▶ Data section
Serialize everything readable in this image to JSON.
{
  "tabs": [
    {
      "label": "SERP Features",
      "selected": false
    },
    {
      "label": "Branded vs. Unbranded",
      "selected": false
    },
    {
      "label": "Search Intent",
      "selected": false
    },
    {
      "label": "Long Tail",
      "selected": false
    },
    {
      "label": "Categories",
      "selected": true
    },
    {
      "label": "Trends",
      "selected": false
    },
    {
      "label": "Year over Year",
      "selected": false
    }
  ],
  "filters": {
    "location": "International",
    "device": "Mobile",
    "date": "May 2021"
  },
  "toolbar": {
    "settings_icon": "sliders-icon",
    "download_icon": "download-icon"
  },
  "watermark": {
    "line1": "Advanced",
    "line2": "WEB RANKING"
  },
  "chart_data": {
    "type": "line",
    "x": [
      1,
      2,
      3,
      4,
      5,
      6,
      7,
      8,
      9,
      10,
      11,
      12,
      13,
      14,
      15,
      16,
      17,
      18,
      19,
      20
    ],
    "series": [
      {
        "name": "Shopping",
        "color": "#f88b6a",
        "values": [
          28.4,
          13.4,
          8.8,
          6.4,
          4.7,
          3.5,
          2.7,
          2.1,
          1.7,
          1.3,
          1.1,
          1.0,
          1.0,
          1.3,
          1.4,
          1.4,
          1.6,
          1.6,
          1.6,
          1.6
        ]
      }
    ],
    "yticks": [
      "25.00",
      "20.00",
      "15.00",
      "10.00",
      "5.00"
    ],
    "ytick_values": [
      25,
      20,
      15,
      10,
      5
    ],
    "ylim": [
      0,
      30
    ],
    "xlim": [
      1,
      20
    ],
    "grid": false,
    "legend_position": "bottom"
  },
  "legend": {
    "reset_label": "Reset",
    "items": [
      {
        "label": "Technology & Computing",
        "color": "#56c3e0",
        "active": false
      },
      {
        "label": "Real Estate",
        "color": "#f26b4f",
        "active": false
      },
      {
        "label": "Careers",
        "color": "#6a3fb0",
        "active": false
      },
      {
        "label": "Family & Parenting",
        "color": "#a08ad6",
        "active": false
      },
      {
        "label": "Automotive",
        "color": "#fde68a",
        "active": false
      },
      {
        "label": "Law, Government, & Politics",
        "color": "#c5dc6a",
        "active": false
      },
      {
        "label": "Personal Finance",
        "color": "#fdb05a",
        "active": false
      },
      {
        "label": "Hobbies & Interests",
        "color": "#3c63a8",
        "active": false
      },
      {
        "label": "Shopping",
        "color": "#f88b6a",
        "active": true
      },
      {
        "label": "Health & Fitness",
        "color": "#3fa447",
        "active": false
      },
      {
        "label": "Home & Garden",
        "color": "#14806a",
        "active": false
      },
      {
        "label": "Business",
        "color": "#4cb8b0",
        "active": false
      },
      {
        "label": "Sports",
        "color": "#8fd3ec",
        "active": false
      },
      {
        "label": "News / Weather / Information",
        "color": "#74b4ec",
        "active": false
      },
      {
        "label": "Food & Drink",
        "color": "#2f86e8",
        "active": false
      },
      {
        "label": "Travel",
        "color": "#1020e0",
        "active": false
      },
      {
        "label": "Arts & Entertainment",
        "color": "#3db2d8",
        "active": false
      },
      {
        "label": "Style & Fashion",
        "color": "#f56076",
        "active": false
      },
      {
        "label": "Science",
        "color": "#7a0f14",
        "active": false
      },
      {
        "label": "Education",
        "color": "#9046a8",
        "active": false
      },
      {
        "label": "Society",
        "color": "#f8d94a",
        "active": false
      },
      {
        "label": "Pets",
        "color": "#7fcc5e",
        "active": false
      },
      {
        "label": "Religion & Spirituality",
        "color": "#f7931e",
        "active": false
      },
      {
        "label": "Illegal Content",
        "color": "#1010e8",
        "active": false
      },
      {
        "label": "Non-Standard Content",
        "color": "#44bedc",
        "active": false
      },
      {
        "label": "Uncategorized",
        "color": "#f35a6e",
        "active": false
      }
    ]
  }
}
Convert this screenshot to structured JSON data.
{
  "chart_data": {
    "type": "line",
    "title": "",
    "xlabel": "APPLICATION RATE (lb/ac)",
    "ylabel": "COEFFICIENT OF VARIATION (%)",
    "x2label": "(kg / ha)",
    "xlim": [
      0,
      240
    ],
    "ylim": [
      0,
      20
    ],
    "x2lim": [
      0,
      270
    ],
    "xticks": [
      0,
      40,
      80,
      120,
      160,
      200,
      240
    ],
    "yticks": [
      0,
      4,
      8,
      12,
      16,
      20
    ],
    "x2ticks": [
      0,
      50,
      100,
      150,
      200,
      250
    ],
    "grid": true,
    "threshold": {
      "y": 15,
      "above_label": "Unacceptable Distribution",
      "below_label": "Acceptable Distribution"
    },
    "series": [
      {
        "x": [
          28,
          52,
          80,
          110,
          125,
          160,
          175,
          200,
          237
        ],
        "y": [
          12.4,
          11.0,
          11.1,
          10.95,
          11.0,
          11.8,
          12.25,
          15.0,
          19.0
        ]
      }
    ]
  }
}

▶ Job
Count each line of the data where the word "true" appears, then reply with the total only.

▶ Answer to the task
3